- _Given request_
Extract every one of the rows below and reproduce each line unchanged.

- _Entries supplied_
______________________________

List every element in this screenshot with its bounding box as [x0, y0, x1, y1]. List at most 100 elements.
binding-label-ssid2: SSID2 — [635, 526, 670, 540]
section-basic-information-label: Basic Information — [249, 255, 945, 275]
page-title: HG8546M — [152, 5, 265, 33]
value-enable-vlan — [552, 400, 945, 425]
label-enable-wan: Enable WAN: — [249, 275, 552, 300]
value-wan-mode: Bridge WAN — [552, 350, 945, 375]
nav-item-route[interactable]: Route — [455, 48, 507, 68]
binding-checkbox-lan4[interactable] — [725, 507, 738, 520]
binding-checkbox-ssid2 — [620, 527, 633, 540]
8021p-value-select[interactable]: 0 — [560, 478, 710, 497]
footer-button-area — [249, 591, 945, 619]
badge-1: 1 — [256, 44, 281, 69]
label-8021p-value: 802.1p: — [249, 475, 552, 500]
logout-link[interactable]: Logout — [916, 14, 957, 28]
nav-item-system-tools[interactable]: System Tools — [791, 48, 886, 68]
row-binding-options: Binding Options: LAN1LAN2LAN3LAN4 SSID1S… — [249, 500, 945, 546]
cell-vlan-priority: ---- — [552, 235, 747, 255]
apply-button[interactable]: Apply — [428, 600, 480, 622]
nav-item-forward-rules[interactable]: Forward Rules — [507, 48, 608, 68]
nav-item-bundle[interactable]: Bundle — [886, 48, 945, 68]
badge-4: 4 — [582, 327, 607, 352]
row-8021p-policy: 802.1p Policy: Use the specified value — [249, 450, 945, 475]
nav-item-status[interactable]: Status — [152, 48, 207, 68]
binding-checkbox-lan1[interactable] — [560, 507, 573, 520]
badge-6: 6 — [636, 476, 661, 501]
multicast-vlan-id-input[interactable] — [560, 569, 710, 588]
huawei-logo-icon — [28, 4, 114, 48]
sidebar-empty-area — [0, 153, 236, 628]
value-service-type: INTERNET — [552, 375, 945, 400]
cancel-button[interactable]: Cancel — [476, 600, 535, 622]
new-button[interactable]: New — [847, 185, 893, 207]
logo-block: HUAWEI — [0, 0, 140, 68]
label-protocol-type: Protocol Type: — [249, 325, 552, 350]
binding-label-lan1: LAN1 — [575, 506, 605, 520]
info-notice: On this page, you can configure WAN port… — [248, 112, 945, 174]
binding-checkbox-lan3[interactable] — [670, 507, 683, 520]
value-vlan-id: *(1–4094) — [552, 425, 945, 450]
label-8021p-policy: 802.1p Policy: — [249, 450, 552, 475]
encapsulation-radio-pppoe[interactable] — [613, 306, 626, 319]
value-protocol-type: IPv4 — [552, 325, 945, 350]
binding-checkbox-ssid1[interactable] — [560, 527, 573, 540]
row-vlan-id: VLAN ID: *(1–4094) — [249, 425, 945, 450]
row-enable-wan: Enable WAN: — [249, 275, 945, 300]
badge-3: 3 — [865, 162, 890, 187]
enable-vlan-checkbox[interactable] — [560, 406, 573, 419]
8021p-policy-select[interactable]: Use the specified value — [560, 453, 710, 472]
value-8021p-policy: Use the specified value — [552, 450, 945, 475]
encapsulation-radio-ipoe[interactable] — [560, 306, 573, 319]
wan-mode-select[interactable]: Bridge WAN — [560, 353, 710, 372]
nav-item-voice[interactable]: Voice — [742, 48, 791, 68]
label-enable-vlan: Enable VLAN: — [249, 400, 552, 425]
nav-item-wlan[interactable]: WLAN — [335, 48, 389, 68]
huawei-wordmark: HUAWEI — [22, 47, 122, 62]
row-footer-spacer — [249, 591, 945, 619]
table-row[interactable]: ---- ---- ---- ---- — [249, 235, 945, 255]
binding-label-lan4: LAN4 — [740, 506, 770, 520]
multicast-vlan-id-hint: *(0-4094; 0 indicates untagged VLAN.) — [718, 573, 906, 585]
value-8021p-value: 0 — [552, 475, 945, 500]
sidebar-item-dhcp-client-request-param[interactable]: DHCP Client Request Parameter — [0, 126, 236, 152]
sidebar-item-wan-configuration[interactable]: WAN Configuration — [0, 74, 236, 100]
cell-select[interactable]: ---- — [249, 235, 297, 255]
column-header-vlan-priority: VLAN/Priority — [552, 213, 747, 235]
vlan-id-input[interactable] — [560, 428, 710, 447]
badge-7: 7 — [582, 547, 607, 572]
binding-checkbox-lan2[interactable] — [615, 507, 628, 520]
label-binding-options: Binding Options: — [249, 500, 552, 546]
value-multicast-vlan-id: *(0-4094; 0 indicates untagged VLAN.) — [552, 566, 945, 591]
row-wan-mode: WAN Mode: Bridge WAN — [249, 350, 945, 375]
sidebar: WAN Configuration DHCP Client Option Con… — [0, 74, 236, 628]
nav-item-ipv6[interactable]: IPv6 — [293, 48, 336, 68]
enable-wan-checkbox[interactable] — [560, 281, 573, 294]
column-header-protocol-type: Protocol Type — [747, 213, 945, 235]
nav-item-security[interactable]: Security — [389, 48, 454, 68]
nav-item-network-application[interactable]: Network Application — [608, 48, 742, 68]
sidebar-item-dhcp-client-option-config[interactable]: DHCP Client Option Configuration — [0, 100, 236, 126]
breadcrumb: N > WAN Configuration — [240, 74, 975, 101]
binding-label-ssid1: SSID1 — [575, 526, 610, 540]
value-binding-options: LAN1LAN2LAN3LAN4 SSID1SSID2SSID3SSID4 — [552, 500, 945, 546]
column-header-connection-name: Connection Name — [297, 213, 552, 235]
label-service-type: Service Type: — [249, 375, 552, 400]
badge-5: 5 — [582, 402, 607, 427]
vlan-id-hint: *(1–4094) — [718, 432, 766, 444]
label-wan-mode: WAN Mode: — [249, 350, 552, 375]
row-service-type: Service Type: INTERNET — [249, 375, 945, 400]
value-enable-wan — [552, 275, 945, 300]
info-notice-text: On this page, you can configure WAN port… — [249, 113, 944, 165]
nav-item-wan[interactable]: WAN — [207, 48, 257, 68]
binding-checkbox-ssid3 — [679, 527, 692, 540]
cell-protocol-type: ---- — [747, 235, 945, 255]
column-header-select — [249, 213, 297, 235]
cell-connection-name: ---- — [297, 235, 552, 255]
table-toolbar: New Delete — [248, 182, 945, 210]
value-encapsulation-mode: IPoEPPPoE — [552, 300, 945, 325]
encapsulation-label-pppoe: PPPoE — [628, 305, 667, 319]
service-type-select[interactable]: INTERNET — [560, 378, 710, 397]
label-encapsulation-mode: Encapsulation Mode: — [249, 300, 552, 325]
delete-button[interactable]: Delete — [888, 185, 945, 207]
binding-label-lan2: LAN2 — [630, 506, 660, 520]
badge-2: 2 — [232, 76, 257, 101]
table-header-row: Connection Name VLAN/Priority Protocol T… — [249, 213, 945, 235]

______________________________

- _Output for this exercise_
List every element in this screenshot with its bounding box as [x0, y0, x1, y1]. List at most 100 elements.
binding-label-ssid2: SSID2 — [635, 526, 670, 540]
section-basic-information-label: Basic Information — [249, 255, 945, 275]
page-title: HG8546M — [152, 5, 265, 33]
value-enable-vlan — [552, 400, 945, 425]
label-enable-wan: Enable WAN: — [249, 275, 552, 300]
value-wan-mode: Bridge WAN — [552, 350, 945, 375]
nav-item-route[interactable]: Route — [455, 48, 507, 68]
binding-checkbox-lan4[interactable] — [725, 507, 738, 520]
binding-checkbox-ssid2 — [620, 527, 633, 540]
8021p-value-select[interactable]: 0 — [560, 478, 710, 497]
footer-button-area — [249, 591, 945, 619]
badge-1: 1 — [256, 44, 281, 69]
label-8021p-value: 802.1p: — [249, 475, 552, 500]
logout-link[interactable]: Logout — [916, 14, 957, 28]
nav-item-system-tools[interactable]: System Tools — [791, 48, 886, 68]
row-binding-options: Binding Options: LAN1LAN2LAN3LAN4 SSID1S… — [249, 500, 945, 546]
cell-vlan-priority: ---- — [552, 235, 747, 255]
apply-button[interactable]: Apply — [428, 600, 480, 622]
nav-item-forward-rules[interactable]: Forward Rules — [507, 48, 608, 68]
nav-item-bundle[interactable]: Bundle — [886, 48, 945, 68]
badge-4: 4 — [582, 327, 607, 352]
row-8021p-policy: 802.1p Policy: Use the specified value — [249, 450, 945, 475]
nav-item-status[interactable]: Status — [152, 48, 207, 68]
binding-checkbox-lan1[interactable] — [560, 507, 573, 520]
badge-6: 6 — [636, 476, 661, 501]
multicast-vlan-id-input[interactable] — [560, 569, 710, 588]
huawei-logo-icon — [28, 4, 114, 48]
sidebar-empty-area — [0, 153, 236, 628]
value-service-type: INTERNET — [552, 375, 945, 400]
cancel-button[interactable]: Cancel — [476, 600, 535, 622]
new-button[interactable]: New — [847, 185, 893, 207]
logo-block: HUAWEI — [0, 0, 140, 68]
label-protocol-type: Protocol Type: — [249, 325, 552, 350]
binding-label-lan1: LAN1 — [575, 506, 605, 520]
info-notice: On this page, you can configure WAN port… — [248, 112, 945, 174]
binding-checkbox-lan3[interactable] — [670, 507, 683, 520]
value-vlan-id: *(1–4094) — [552, 425, 945, 450]
label-8021p-policy: 802.1p Policy: — [249, 450, 552, 475]
encapsulation-radio-pppoe[interactable] — [613, 306, 626, 319]
value-protocol-type: IPv4 — [552, 325, 945, 350]
binding-checkbox-ssid1[interactable] — [560, 527, 573, 540]
row-vlan-id: VLAN ID: *(1–4094) — [249, 425, 945, 450]
row-enable-wan: Enable WAN: — [249, 275, 945, 300]
badge-3: 3 — [865, 162, 890, 187]
enable-vlan-checkbox[interactable] — [560, 406, 573, 419]
8021p-policy-select[interactable]: Use the specified value — [560, 453, 710, 472]
value-8021p-policy: Use the specified value — [552, 450, 945, 475]
encapsulation-radio-ipoe[interactable] — [560, 306, 573, 319]
wan-mode-select[interactable]: Bridge WAN — [560, 353, 710, 372]
nav-item-voice[interactable]: Voice — [742, 48, 791, 68]
label-enable-vlan: Enable VLAN: — [249, 400, 552, 425]
nav-item-wlan[interactable]: WLAN — [335, 48, 389, 68]
huawei-wordmark: HUAWEI — [22, 47, 122, 62]
row-footer-spacer — [249, 591, 945, 619]
table-row[interactable]: ---- ---- ---- ---- — [249, 235, 945, 255]
binding-label-lan4: LAN4 — [740, 506, 770, 520]
multicast-vlan-id-hint: *(0-4094; 0 indicates untagged VLAN.) — [718, 573, 906, 585]
value-8021p-value: 0 — [552, 475, 945, 500]
sidebar-item-dhcp-client-request-param[interactable]: DHCP Client Request Parameter — [0, 126, 236, 152]
sidebar-item-wan-configuration[interactable]: WAN Configuration — [0, 74, 236, 100]
cell-select[interactable]: ---- — [249, 235, 297, 255]
column-header-vlan-priority: VLAN/Priority — [552, 213, 747, 235]
vlan-id-input[interactable] — [560, 428, 710, 447]
badge-7: 7 — [582, 547, 607, 572]
binding-checkbox-lan2[interactable] — [615, 507, 628, 520]
label-binding-options: Binding Options: — [249, 500, 552, 546]
value-multicast-vlan-id: *(0-4094; 0 indicates untagged VLAN.) — [552, 566, 945, 591]
row-wan-mode: WAN Mode: Bridge WAN — [249, 350, 945, 375]
sidebar: WAN Configuration DHCP Client Option Con… — [0, 74, 236, 628]
nav-item-ipv6[interactable]: IPv6 — [293, 48, 336, 68]
enable-wan-checkbox[interactable] — [560, 281, 573, 294]
column-header-protocol-type: Protocol Type — [747, 213, 945, 235]
nav-item-security[interactable]: Security — [389, 48, 454, 68]
nav-item-network-application[interactable]: Network Application — [608, 48, 742, 68]
sidebar-item-dhcp-client-option-config[interactable]: DHCP Client Option Configuration — [0, 100, 236, 126]
breadcrumb: N > WAN Configuration — [240, 74, 975, 101]
binding-label-ssid1: SSID1 — [575, 526, 610, 540]
value-binding-options: LAN1LAN2LAN3LAN4 SSID1SSID2SSID3SSID4 — [552, 500, 945, 546]
column-header-connection-name: Connection Name — [297, 213, 552, 235]
label-service-type: Service Type: — [249, 375, 552, 400]
badge-5: 5 — [582, 402, 607, 427]
vlan-id-hint: *(1–4094) — [718, 432, 766, 444]
label-wan-mode: WAN Mode: — [249, 350, 552, 375]
row-service-type: Service Type: INTERNET — [249, 375, 945, 400]
value-enable-wan — [552, 275, 945, 300]
info-notice-text: On this page, you can configure WAN port… — [249, 113, 944, 165]
nav-item-wan[interactable]: WAN — [207, 48, 257, 68]
binding-checkbox-ssid3 — [679, 527, 692, 540]
cell-protocol-type: ---- — [747, 235, 945, 255]
column-header-select — [249, 213, 297, 235]
cell-connection-name: ---- — [297, 235, 552, 255]
table-toolbar: New Delete — [248, 182, 945, 210]
value-encapsulation-mode: IPoEPPPoE — [552, 300, 945, 325]
encapsulation-label-pppoe: PPPoE — [628, 305, 667, 319]
service-type-select[interactable]: INTERNET — [560, 378, 710, 397]
label-encapsulation-mode: Encapsulation Mode: — [249, 300, 552, 325]
delete-button[interactable]: Delete — [888, 185, 945, 207]
binding-label-lan2: LAN2 — [630, 506, 660, 520]
badge-2: 2 — [232, 76, 257, 101]
table-header-row: Connection Name VLAN/Priority Protocol T… — [249, 213, 945, 235]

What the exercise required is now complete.